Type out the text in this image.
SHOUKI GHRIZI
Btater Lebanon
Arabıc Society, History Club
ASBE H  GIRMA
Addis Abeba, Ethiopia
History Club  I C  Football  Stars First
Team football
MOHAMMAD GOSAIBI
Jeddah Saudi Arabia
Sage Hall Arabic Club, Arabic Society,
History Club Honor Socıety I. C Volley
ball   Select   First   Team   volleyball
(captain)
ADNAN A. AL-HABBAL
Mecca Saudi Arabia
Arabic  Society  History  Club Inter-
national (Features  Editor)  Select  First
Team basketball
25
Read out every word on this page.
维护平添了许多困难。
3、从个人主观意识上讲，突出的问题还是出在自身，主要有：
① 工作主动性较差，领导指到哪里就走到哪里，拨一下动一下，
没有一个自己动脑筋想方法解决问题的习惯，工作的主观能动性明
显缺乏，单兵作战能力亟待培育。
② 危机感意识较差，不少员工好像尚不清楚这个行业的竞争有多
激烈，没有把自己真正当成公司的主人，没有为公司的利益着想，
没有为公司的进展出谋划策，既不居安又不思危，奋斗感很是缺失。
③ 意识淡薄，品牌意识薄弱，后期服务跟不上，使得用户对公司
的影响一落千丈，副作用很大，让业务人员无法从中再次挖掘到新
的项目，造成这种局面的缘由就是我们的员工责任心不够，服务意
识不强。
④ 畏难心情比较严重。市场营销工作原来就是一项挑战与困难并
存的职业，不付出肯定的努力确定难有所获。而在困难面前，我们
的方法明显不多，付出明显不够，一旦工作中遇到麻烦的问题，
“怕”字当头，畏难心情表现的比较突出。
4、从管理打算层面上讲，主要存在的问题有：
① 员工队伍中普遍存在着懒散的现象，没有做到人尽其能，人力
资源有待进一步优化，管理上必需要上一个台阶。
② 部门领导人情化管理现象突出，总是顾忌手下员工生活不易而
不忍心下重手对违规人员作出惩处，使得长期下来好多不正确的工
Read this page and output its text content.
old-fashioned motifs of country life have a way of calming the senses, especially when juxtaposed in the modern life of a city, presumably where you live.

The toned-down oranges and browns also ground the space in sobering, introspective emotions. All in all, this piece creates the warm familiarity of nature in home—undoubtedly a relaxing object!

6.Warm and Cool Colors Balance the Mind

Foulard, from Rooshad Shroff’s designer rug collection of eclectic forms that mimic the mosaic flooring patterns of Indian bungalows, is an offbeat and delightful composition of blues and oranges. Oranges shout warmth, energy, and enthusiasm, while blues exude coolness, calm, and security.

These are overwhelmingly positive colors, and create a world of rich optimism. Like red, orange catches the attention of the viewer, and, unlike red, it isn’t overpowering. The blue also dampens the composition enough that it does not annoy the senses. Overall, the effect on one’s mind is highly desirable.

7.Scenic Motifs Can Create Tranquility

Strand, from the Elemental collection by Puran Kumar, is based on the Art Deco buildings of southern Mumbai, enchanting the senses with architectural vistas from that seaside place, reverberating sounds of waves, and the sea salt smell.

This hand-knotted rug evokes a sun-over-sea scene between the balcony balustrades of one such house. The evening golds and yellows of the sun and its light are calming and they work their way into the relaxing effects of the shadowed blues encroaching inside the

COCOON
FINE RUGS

::::

▶ AIM
Reproduce each entry from the records above, character for character.

▶ RESULT OF THIS TASK
Type out the text in this image.
SHOUKI GHRIZI
Btater Lebanon
Arabıc Society, History Club
ASBE H  GIRMA
Addis Abeba, Ethiopia
History Club  I C  Football  Stars First
Team football
MOHAMMAD GOSAIBI
Jeddah Saudi Arabia
Sage Hall Arabic Club, Arabic Society,
History Club Honor Socıety I. C Volley
ball   Select   First   Team   volleyball
(captain)
ADNAN A. AL-HABBAL
Mecca Saudi Arabia
Arabic  Society  History  Club Inter-
national (Features  Editor)  Select  First
Team basketball
25
Read out every word on this page.
维护平添了许多困难。
3、从个人主观意识上讲，突出的问题还是出在自身，主要有：
① 工作主动性较差，领导指到哪里就走到哪里，拨一下动一下，
没有一个自己动脑筋想方法解决问题的习惯，工作的主观能动性明
显缺乏，单兵作战能力亟待培育。
② 危机感意识较差，不少员工好像尚不清楚这个行业的竞争有多
激烈，没有把自己真正当成公司的主人，没有为公司的利益着想，
没有为公司的进展出谋划策，既不居安又不思危，奋斗感很是缺失。
③ 意识淡薄，品牌意识薄弱，后期服务跟不上，使得用户对公司
的影响一落千丈，副作用很大，让业务人员无法从中再次挖掘到新
的项目，造成这种局面的缘由就是我们的员工责任心不够，服务意
识不强。
④ 畏难心情比较严重。市场营销工作原来就是一项挑战与困难并
存的职业，不付出肯定的努力确定难有所获。而在困难面前，我们
的方法明显不多，付出明显不够，一旦工作中遇到麻烦的问题，
“怕”字当头，畏难心情表现的比较突出。
4、从管理打算层面上讲，主要存在的问题有：
① 员工队伍中普遍存在着懒散的现象，没有做到人尽其能，人力
资源有待进一步优化，管理上必需要上一个台阶。
② 部门领导人情化管理现象突出，总是顾忌手下员工生活不易而
不忍心下重手对违规人员作出惩处，使得长期下来好多不正确的工
Read this page and output its text content.
old-fashioned motifs of country life have a way of calming the senses, especially when juxtaposed in the modern life of a city, presumably where you live.

The toned-down oranges and browns also ground the space in sobering, introspective emotions. All in all, this piece creates the warm familiarity of nature in home—undoubtedly a relaxing object!

6.Warm and Cool Colors Balance the Mind

Foulard, from Rooshad Shroff’s designer rug collection of eclectic forms that mimic the mosaic flooring patterns of Indian bungalows, is an offbeat and delightful composition of blues and oranges. Oranges shout warmth, energy, and enthusiasm, while blues exude coolness, calm, and security.

These are overwhelmingly positive colors, and create a world of rich optimism. Like red, orange catches the attention of the viewer, and, unlike red, it isn’t overpowering. The blue also dampens the composition enough that it does not annoy the senses. Overall, the effect on one’s mind is highly desirable.

7.Scenic Motifs Can Create Tranquility

Strand, from the Elemental collection by Puran Kumar, is based on the Art Deco buildings of southern Mumbai, enchanting the senses with architectural vistas from that seaside place, reverberating sounds of waves, and the sea salt smell.

This hand-knotted rug evokes a sun-over-sea scene between the balcony balustrades of one such house. The evening golds and yellows of the sun and its light are calming and they work their way into the relaxing effects of the shadowed blues encroaching inside the

COCOON
FINE RUGS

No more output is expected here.